## DIRECTIONS
Wherever "JSON" appears in a line, list that line.

Dataset records:
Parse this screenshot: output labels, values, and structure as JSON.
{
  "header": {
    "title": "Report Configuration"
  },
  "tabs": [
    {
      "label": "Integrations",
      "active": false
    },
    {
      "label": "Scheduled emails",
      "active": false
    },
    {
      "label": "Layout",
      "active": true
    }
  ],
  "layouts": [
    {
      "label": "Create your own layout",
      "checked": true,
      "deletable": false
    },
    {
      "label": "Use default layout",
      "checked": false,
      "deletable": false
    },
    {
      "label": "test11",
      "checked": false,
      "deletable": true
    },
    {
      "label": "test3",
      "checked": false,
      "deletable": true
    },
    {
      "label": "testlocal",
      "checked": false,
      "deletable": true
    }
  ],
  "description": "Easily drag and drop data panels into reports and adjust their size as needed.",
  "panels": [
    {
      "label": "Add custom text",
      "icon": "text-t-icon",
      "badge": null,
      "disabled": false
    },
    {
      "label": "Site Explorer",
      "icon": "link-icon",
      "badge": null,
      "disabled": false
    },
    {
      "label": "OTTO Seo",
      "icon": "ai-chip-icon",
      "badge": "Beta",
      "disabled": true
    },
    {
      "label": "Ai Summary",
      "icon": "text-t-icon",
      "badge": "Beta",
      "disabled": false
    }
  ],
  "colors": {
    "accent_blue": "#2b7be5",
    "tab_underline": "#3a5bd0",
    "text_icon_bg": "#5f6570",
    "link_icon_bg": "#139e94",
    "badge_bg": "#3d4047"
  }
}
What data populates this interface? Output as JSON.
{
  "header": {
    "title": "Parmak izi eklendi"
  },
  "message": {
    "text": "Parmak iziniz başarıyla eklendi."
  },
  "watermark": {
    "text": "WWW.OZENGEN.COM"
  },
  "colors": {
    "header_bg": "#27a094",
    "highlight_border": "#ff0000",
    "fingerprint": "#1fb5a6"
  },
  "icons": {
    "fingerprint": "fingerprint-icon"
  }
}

---

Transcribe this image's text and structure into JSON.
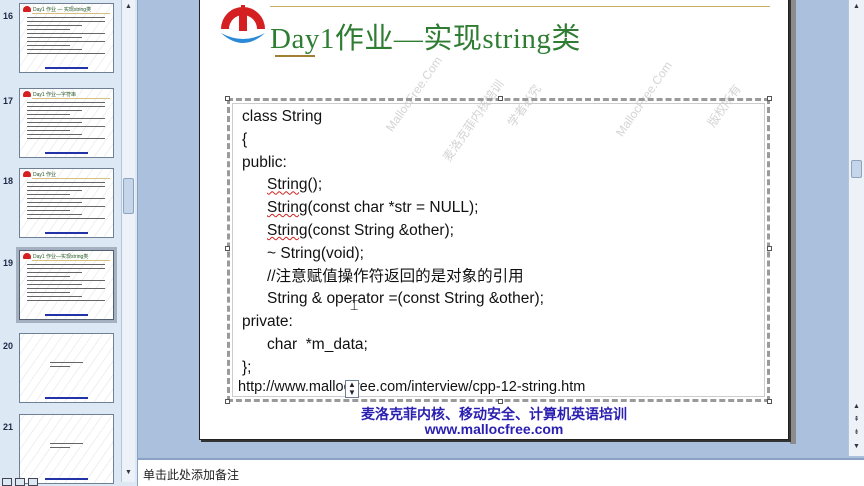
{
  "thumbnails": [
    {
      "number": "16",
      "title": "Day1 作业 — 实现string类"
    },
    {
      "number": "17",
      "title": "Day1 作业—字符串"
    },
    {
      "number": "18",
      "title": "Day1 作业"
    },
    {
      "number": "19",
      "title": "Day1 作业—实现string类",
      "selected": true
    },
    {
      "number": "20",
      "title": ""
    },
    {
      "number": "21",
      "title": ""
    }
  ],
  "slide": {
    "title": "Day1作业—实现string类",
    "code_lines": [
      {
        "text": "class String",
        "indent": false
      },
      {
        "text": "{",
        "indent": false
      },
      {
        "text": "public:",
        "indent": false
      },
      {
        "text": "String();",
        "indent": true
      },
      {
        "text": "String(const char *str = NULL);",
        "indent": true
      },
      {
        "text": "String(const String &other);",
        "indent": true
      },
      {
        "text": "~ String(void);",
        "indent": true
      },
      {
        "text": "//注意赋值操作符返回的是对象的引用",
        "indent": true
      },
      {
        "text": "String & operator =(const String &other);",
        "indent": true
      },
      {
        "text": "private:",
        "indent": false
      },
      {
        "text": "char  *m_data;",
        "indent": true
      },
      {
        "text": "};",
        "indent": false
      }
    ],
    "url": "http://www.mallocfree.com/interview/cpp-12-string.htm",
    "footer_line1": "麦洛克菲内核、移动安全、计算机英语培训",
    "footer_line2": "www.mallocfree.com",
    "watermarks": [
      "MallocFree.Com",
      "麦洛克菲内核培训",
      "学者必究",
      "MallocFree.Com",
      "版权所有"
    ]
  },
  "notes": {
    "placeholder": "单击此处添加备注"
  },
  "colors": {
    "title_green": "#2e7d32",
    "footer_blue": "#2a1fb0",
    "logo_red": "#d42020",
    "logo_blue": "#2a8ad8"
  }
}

## EXERCISE RESULT
Parse this screenshot: output labels, values, and structure as JSON.
What data populates this interface? Output as JSON.
Transcribe this image's text and structure into JSON.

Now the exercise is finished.